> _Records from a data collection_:
══════════════════════════════

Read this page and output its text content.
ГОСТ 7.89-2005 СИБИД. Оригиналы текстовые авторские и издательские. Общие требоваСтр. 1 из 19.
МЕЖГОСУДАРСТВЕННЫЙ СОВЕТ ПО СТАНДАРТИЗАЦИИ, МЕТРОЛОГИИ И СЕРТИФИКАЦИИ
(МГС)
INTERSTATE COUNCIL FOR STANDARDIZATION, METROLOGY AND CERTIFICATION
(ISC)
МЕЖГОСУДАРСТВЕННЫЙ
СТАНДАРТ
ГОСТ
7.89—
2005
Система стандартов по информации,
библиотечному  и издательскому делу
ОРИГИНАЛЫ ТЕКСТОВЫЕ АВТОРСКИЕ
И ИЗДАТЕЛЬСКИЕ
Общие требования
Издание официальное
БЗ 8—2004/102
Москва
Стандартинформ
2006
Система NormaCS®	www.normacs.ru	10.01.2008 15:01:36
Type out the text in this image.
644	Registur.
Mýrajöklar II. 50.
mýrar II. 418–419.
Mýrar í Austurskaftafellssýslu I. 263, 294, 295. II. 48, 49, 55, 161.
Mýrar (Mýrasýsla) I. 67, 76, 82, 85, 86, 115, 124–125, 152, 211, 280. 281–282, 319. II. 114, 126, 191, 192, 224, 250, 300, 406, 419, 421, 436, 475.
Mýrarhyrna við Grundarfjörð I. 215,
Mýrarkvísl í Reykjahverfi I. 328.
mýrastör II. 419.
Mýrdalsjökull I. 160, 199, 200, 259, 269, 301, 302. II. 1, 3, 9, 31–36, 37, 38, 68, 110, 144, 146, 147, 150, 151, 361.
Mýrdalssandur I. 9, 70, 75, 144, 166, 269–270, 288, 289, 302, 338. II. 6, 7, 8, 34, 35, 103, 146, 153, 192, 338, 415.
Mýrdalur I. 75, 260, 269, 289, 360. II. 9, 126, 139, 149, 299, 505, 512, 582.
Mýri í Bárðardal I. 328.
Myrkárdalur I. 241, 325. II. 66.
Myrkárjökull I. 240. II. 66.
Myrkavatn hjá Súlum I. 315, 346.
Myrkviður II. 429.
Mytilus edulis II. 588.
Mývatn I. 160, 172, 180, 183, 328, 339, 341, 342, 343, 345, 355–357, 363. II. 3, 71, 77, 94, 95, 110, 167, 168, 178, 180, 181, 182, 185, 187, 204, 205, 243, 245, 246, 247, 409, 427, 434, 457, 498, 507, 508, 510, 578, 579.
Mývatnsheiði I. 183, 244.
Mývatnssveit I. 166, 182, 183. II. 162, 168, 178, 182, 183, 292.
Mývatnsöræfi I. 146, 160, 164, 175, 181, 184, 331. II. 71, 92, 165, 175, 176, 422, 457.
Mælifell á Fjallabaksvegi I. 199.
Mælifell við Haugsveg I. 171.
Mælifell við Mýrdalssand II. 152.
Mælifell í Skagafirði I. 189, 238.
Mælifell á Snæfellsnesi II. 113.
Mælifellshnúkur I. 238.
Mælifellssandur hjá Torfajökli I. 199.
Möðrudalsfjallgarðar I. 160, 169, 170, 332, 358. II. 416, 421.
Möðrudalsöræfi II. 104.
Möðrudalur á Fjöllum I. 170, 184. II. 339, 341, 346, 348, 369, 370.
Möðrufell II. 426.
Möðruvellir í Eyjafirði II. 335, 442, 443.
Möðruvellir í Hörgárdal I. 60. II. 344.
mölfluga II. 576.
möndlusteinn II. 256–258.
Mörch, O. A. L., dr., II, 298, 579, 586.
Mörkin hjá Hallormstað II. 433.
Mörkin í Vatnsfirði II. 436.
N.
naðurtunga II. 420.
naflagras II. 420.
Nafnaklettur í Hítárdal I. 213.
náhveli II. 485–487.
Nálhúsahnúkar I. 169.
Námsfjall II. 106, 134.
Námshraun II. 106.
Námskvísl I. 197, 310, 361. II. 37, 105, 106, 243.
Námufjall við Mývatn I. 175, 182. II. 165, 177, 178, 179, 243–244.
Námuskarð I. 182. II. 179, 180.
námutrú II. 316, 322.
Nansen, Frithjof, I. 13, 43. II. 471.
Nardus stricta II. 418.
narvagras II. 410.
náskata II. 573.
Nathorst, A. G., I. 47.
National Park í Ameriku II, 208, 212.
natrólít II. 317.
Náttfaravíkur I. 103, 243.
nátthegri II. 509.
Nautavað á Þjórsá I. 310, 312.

══════════════════════════════

> _Aim_: Looking at the listing above, how many of its lines contain the string "Mörkin"? Give the number alone.

> _Written solution_: 2